_Task directions_
From the records below, pull each line that has "Locate".

_Dataset items_
____
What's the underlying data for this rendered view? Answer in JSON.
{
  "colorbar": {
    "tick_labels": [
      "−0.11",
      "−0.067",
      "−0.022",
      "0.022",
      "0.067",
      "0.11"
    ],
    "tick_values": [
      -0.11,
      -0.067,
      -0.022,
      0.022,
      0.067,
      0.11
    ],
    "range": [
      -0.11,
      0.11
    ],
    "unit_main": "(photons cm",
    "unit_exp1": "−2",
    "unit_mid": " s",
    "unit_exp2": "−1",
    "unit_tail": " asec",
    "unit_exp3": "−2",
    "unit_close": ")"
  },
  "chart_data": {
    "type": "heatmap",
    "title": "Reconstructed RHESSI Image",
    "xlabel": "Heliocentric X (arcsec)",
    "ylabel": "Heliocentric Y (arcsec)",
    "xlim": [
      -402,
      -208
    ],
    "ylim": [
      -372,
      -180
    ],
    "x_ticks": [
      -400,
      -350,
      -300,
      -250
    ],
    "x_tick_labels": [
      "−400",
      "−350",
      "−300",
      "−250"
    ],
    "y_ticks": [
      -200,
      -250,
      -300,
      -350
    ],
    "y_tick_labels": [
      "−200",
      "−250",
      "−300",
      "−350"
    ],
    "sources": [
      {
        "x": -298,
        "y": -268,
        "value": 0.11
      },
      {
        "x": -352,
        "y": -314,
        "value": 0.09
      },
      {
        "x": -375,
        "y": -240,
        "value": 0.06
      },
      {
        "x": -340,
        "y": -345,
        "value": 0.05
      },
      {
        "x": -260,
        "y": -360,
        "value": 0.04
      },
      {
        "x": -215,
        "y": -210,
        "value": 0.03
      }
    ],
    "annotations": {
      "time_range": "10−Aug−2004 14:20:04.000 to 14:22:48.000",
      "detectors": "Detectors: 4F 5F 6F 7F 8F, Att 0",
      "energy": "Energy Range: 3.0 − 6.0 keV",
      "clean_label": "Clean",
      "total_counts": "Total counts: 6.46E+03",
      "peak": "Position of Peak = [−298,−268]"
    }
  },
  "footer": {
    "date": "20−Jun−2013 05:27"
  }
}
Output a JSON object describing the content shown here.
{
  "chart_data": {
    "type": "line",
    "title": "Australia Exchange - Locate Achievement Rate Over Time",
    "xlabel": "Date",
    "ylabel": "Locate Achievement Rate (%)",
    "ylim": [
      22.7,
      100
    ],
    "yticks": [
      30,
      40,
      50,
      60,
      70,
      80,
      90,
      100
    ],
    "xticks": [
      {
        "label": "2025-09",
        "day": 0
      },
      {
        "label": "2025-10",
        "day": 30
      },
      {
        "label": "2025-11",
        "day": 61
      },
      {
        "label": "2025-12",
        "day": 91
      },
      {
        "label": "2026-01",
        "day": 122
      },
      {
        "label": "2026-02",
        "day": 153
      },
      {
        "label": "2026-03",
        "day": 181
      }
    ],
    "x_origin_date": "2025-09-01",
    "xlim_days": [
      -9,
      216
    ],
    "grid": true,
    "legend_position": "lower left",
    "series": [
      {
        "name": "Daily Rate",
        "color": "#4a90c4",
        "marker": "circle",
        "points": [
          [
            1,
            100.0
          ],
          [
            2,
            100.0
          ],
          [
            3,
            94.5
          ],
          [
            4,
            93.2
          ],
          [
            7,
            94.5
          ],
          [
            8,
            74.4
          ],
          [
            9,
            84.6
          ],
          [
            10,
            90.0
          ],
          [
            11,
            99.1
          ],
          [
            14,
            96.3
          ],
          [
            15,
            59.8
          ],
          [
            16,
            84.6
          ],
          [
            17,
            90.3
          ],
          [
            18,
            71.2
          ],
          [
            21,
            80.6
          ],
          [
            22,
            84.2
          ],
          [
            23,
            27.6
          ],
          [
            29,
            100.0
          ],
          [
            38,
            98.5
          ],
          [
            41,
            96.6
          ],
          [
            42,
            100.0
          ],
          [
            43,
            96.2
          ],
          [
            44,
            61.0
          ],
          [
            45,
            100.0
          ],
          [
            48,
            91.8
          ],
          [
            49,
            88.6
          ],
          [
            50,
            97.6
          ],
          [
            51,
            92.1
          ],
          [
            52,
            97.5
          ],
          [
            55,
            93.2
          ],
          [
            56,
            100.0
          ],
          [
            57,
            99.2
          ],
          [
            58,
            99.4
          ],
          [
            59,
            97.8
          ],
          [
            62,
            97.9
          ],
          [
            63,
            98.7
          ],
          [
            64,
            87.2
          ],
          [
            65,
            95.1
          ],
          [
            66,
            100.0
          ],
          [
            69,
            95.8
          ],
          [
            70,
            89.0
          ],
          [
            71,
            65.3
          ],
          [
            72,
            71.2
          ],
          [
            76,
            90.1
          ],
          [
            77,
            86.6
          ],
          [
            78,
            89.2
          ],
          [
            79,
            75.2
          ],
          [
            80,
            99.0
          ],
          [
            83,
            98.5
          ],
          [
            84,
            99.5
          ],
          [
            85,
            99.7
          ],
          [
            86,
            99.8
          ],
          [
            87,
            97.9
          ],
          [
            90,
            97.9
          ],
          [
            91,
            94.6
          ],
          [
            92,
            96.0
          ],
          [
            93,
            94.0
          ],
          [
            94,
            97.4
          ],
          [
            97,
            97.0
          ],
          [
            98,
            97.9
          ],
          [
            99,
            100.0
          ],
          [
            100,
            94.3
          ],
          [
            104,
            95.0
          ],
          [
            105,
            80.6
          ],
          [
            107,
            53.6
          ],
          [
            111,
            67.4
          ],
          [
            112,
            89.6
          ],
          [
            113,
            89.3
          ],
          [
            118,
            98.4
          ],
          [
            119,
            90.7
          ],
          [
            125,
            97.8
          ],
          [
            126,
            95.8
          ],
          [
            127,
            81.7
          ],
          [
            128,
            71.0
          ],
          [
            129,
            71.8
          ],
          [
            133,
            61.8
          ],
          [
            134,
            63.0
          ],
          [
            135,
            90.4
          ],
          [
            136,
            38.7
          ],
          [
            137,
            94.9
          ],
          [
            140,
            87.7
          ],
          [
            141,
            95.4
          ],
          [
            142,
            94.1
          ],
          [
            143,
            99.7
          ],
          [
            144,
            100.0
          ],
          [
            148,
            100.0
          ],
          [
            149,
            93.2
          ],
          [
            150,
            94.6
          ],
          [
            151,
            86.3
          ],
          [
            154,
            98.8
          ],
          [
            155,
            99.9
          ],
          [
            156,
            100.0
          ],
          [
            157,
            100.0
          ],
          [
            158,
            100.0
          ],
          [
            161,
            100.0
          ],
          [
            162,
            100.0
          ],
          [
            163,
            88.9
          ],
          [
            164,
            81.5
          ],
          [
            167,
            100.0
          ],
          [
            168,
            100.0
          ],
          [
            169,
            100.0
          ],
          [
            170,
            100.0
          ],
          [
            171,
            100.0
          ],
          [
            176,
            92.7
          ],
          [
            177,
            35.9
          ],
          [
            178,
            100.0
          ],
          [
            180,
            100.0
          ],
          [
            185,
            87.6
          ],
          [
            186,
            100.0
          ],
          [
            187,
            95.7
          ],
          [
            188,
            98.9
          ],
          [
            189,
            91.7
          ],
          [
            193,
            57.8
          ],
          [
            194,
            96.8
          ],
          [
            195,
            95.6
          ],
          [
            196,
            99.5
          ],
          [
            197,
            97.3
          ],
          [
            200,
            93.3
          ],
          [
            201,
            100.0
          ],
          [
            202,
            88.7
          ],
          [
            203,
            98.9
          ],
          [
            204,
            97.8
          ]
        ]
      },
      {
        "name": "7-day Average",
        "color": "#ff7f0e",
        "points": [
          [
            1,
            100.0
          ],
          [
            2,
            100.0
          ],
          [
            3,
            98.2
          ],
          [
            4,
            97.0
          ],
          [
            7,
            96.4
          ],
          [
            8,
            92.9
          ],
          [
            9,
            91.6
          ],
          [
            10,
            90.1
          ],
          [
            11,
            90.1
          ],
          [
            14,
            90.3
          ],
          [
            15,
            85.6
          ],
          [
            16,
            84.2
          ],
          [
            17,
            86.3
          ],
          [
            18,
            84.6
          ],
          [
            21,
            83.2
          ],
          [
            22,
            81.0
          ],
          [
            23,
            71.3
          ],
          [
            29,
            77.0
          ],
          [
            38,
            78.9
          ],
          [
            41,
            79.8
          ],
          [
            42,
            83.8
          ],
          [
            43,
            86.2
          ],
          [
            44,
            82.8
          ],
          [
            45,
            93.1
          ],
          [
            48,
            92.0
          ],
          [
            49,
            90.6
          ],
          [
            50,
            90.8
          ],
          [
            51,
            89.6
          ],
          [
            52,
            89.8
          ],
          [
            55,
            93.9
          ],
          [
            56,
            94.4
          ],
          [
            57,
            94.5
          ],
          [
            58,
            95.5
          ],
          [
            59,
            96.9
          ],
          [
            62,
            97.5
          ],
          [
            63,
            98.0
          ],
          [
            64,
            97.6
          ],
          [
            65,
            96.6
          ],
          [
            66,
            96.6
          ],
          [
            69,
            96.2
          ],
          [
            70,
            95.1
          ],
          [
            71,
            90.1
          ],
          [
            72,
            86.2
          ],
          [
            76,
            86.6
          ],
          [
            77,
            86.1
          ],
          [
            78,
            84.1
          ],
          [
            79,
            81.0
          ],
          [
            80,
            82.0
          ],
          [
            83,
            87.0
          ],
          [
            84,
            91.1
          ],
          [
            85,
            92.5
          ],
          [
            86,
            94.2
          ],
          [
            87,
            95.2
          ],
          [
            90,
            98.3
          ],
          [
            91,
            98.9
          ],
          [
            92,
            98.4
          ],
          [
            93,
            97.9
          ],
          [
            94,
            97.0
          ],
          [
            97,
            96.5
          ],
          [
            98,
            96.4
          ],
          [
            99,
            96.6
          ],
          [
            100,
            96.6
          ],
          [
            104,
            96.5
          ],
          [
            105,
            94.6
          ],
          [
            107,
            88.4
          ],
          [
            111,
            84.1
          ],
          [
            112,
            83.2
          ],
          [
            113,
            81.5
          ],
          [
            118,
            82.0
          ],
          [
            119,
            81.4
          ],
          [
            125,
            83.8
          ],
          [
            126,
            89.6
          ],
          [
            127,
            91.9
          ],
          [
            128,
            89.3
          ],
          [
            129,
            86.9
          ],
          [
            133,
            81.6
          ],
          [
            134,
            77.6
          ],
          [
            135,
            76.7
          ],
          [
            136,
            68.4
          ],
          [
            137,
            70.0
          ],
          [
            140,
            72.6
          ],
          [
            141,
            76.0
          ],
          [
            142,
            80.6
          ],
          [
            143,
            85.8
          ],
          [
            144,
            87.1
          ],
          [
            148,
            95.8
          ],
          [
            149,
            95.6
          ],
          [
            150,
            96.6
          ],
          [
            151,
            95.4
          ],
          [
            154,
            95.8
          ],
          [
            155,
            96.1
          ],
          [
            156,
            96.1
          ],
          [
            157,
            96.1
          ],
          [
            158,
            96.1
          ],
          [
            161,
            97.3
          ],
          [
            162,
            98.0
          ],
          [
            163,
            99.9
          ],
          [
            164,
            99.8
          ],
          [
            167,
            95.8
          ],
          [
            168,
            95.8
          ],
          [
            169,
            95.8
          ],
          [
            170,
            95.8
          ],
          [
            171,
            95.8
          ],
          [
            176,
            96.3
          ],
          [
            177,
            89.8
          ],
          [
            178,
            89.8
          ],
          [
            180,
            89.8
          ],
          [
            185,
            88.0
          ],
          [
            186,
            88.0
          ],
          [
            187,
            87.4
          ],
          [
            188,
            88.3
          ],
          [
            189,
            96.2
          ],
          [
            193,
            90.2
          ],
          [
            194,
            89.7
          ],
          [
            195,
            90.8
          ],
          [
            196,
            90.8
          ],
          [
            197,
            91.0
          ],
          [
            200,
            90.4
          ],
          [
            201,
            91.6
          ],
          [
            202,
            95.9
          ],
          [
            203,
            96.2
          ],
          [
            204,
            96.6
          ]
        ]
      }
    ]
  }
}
____
_Exercise output_
    "title": "Australia Exchange - Locate Achievement Rate Over Time",
    "ylabel": "Locate Achievement Rate (%)",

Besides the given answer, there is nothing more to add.